▸ **Task details**: Restate each entry word for word, leaving nothing out.

[Entries with figure data]
** START **

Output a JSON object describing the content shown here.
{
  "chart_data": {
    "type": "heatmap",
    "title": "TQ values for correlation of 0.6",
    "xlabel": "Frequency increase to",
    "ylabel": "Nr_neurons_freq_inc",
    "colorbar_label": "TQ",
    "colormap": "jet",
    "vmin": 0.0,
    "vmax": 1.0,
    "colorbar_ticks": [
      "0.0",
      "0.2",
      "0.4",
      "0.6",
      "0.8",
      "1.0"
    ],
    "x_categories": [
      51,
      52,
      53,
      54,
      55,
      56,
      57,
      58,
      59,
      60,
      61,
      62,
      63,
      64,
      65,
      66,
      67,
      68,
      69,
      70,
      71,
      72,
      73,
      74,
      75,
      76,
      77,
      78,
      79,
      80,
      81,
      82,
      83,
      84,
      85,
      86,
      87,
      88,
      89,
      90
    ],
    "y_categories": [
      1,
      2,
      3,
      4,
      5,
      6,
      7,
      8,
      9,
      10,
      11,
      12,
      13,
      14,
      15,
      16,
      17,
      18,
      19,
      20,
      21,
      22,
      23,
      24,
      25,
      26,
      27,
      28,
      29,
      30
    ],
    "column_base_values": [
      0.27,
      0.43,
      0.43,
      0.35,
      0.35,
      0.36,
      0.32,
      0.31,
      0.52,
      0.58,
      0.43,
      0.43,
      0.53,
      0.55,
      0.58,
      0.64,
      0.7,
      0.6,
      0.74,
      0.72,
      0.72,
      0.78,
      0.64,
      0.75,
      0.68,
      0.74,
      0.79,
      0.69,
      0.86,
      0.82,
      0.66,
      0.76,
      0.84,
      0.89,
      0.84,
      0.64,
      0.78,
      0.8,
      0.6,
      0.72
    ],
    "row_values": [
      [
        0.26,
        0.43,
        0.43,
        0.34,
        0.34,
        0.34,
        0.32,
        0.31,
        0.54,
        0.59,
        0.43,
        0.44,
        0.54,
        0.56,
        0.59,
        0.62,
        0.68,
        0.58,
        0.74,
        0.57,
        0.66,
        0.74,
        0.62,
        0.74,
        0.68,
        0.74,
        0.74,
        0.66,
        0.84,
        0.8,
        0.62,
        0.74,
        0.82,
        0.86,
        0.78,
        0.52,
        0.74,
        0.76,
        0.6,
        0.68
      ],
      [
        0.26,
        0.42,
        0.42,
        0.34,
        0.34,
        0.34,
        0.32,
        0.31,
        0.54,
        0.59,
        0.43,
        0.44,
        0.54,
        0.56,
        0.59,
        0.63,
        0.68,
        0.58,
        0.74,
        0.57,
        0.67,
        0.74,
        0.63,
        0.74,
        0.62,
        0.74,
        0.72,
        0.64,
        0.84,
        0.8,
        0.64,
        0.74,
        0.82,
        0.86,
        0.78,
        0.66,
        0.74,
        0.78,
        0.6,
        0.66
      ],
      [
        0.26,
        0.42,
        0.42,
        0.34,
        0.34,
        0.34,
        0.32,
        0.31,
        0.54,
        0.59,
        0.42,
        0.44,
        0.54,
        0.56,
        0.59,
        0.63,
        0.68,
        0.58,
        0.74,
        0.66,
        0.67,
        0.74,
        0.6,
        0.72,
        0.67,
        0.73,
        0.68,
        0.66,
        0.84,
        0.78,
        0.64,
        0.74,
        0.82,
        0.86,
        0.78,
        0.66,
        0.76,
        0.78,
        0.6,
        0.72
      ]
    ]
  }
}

** END **

▸ **Result of the task**:
Output a JSON object describing the content shown here.
{
  "chart_data": {
    "type": "heatmap",
    "title": "TQ values for correlation of 0.6",
    "xlabel": "Frequency increase to",
    "ylabel": "Nr_neurons_freq_inc",
    "colorbar_label": "TQ",
    "colormap": "jet",
    "vmin": 0.0,
    "vmax": 1.0,
    "colorbar_ticks": [
      "0.0",
      "0.2",
      "0.4",
      "0.6",
      "0.8",
      "1.0"
    ],
    "x_categories": [
      51,
      52,
      53,
      54,
      55,
      56,
      57,
      58,
      59,
      60,
      61,
      62,
      63,
      64,
      65,
      66,
      67,
      68,
      69,
      70,
      71,
      72,
      73,
      74,
      75,
      76,
      77,
      78,
      79,
      80,
      81,
      82,
      83,
      84,
      85,
      86,
      87,
      88,
      89,
      90
    ],
    "y_categories": [
      1,
      2,
      3,
      4,
      5,
      6,
      7,
      8,
      9,
      10,
      11,
      12,
      13,
      14,
      15,
      16,
      17,
      18,
      19,
      20,
      21,
      22,
      23,
      24,
      25,
      26,
      27,
      28,
      29,
      30
    ],
    "column_base_values": [
      0.27,
      0.43,
      0.43,
      0.35,
      0.35,
      0.36,
      0.32,
      0.31,
      0.52,
      0.58,
      0.43,
      0.43,
      0.53,
      0.55,
      0.58,
      0.64,
      0.7,
      0.6,
      0.74,
      0.72,
      0.72,
      0.78,
      0.64,
      0.75,
      0.68,
      0.74,
      0.79,
      0.69,
      0.86,
      0.82,
      0.66,
      0.76,
      0.84,
      0.89,
      0.84,
      0.64,
      0.78,
      0.8,
      0.6,
      0.72
    ],
    "row_values": [
      [
        0.26,
        0.43,
        0.43,
        0.34,
        0.34,
        0.34,
        0.32,
        0.31,
        0.54,
        0.59,
        0.43,
        0.44,
        0.54,
        0.56,
        0.59,
        0.62,
        0.68,
        0.58,
        0.74,
        0.57,
        0.66,
        0.74,
        0.62,
        0.74,
        0.68,
        0.74,
        0.74,
        0.66,
        0.84,
        0.8,
        0.62,
        0.74,
        0.82,
        0.86,
        0.78,
        0.52,
        0.74,
        0.76,
        0.6,
        0.68
      ],
      [
        0.26,
        0.42,
        0.42,
        0.34,
        0.34,
        0.34,
        0.32,
        0.31,
        0.54,
        0.59,
        0.43,
        0.44,
        0.54,
        0.56,
        0.59,
        0.63,
        0.68,
        0.58,
        0.74,
        0.57,
        0.67,
        0.74,
        0.63,
        0.74,
        0.62,
        0.74,
        0.72,
        0.64,
        0.84,
        0.8,
        0.64,
        0.74,
        0.82,
        0.86,
        0.78,
        0.66,
        0.74,
        0.78,
        0.6,
        0.66
      ],
      [
        0.26,
        0.42,
        0.42,
        0.34,
        0.34,
        0.34,
        0.32,
        0.31,
        0.54,
        0.59,
        0.42,
        0.44,
        0.54,
        0.56,
        0.59,
        0.63,
        0.68,
        0.58,
        0.74,
        0.66,
        0.67,
        0.74,
        0.6,
        0.72,
        0.67,
        0.73,
        0.68,
        0.66,
        0.84,
        0.78,
        0.64,
        0.74,
        0.82,
        0.86,
        0.78,
        0.66,
        0.76,
        0.78,
        0.6,
        0.72
      ]
    ]
  }
}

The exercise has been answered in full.